The exercise:
In the excerpt on the industrial microgrid in Norway, how many panels does the south building's facade configuration have, and what is each panel's rating?

Page:
────────

This paper builds on the existing research framework by combining PPO with machine learning-based load forecasting to produce an optimal solution for an industrial microgrid in Norway under different pricing schemes including day-ahead pricing, and peak pricing. It addresses the peak shaving and price arbitrage challenges by taking the historical data into the algorithm and making the decisions according to the pattern of energy consumption, battery characteristics, PV production, and energy price.

The paper is distributed into four different sections. The microgrid architecture is discussed in Section 2 with the components of the microgrid at the industrial site in Norway. In Section 3, the design and workflow of the EMS algorithms are discussed and the results from the algorithms are presented in Section 4 while Section 5 concludes the paper.

2. Microgrid Architecture

The microgrid at the industrial site in Norway is a grid-connected system with 200kWp of PV generation, a 1.1 MWh battery storage system, a 360kW electric vehicle charger, and two types of loads. The overall system diagram can be seen in Figure 1. There are several smart meters (denoted by SM) installed to record the energy flow. Load 1 and Load 2 are the main electricity loads, where load 1 is an industrial load while load 2 is a smaller load from an existing old building.

The 1.1 MW battery energy storage system (BESS) is used for backup energy supply and storage. This stored energy is sold back to the grid when the electricity prices are high. The 360kW electric vehicle (EV) charger is present at the facility to charge the electric lorries and trucks.

2.1. PV System

The PV system is distributed in three different areas in three buildings. The south building is a facade configuration with 44 panels with 310 watts each while the southeast building is equipped with 96 modules with an 11° inclination and with roof-mounted configuration. Similarly, the northwest building is configured with 74 solar panels with an 11° inclination towards the northwest. The PV system also contains 3 inverters to couple it with the IMG. Based on the irradiance in the area, the anticipated PV energy production throughout 2024 was calculated using PVSOL software, and the results are displayed in Figure 2. Table 1 shows the general parameters of the PV system.

2.2. Battery Energy Storage System

The BESS used is a 1.1 MWh container unit equipped with bidirectional inverters also called Power Conversion System (PCS). It is outfitted with high-precision sensors to monitor all its internal parameters such as temperature, humidity, voltage, and current, and protect against overcharging, flooding, or fire. This is achieved using a series of logical interlocks and a mix of hardware and software safeguards. The battery and inverter specifications are given in Table 2.

An essential component of controlling the energy transfer between the battery storage system and the electrical grid is the bidirectional inverter or Power Conversion System (PCS). Its primary job is to charge the batteries by converting alternating current (AC) from the IMG into direct current (DC), and vice versa. For applications such as peak shaving, where excess energy is kept during low demand times and released at peak demand to sustain grid operations, this bidirectional capability is essential.

────────

Data rows:
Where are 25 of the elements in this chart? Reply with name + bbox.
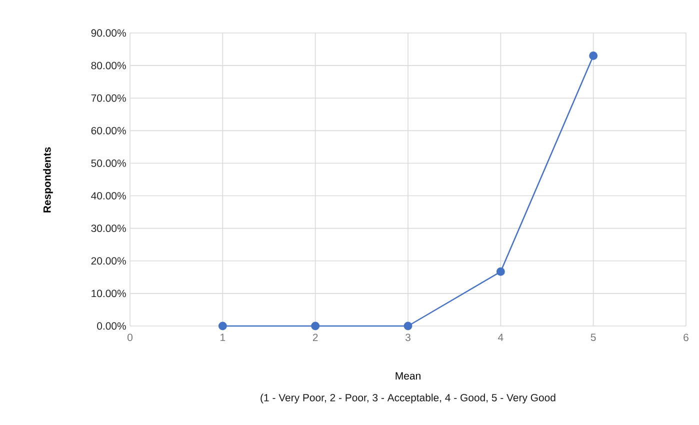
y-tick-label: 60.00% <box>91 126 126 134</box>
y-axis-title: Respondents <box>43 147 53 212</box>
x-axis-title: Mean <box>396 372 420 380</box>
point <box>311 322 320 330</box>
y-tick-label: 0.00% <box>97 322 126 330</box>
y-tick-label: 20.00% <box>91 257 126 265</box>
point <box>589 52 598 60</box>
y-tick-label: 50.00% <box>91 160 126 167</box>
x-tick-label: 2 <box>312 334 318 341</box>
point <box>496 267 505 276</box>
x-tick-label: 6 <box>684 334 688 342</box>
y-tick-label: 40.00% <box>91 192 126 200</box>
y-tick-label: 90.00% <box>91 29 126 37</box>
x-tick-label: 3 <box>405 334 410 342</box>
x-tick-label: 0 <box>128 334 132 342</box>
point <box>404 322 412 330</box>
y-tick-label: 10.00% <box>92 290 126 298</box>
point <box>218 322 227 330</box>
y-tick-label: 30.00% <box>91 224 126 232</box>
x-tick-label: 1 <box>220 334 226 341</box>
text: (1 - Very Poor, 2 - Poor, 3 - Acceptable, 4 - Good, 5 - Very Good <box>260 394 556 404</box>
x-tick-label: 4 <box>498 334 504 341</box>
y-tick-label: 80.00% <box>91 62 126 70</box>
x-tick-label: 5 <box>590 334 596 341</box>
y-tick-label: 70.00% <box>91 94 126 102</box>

────────

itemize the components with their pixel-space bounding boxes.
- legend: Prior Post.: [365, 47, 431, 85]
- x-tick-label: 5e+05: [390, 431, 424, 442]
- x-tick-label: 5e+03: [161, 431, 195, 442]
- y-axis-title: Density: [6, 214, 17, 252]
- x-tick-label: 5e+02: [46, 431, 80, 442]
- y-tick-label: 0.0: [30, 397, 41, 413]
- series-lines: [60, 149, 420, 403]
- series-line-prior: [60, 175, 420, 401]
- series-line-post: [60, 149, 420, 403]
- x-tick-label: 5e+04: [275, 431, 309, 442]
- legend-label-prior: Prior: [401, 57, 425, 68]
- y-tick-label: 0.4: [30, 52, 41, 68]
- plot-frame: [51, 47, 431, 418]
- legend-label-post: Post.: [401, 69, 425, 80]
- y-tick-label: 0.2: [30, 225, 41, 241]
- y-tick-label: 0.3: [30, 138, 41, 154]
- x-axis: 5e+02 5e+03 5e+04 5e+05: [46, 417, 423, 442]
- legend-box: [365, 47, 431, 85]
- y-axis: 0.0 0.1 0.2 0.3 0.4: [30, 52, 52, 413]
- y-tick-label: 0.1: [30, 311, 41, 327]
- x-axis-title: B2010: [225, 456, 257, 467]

────────

Solved exercise:
It has 44 panels, each rated at 310 watts.